───── Given records
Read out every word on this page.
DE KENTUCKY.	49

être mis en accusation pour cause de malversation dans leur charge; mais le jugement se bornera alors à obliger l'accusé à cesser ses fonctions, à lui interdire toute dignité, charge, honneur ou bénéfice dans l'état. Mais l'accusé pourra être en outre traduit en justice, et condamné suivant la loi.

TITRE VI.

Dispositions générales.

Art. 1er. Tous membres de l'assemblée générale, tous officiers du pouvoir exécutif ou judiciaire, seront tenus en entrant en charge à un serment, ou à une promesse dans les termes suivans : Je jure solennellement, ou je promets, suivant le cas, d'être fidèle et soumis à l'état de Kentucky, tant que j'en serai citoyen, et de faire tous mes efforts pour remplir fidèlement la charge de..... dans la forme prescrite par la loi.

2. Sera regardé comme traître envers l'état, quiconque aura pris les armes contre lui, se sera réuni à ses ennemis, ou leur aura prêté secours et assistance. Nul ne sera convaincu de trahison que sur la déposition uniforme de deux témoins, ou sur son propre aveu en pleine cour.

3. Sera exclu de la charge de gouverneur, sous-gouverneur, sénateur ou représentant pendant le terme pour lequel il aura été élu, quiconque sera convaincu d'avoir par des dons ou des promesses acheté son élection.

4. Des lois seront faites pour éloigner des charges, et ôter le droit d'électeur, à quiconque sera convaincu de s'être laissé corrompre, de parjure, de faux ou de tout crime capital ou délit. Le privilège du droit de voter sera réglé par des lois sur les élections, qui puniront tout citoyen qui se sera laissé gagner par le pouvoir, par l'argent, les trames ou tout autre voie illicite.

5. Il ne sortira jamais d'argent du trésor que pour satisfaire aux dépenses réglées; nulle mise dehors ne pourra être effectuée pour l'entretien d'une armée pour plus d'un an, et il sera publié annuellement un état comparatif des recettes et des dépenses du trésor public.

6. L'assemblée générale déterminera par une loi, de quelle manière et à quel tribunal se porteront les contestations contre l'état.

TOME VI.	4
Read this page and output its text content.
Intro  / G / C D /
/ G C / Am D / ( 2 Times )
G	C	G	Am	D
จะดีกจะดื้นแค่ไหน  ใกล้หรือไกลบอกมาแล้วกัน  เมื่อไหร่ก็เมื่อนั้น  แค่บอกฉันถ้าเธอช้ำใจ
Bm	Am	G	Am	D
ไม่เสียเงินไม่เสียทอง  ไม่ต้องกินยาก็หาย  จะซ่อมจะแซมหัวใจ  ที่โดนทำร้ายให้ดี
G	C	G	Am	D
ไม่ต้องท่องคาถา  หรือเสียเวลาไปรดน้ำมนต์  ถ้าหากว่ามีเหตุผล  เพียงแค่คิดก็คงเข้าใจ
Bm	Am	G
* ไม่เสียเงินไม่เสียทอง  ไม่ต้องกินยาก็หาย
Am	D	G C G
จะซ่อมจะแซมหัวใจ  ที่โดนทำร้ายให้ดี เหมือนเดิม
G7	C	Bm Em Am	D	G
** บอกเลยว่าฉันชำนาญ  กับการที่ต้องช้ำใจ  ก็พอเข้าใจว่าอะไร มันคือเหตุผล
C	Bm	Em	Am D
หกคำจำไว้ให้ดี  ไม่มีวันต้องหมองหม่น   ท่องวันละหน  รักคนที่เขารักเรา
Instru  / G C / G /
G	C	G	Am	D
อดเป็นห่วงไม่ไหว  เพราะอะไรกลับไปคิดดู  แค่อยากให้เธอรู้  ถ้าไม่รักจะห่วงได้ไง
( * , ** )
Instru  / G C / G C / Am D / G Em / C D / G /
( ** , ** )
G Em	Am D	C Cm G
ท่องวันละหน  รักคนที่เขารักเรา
──────────
### What to do
Copy out every line of the data that includes "assemblée".

### Solution below
Art. 1er. Tous membres de l'assemblée générale, tous officiers du pouvoir exécutif ou judiciaire, seront tenus en entrant en charge à un serment, ou à une promesse dans les termes suivans : Je jure solennellement, ou je promets, suivant le cas, d'être fidèle et soumis à l'état de Kentucky, tant que j'en serai citoyen, et de faire tous mes efforts pour remplir fidèlement la charge de..... dans la forme prescrite par la loi.
6. L'assemblée générale déterminera par une loi, de quelle manière et à quel tribunal se porteront les contestations contre l'état.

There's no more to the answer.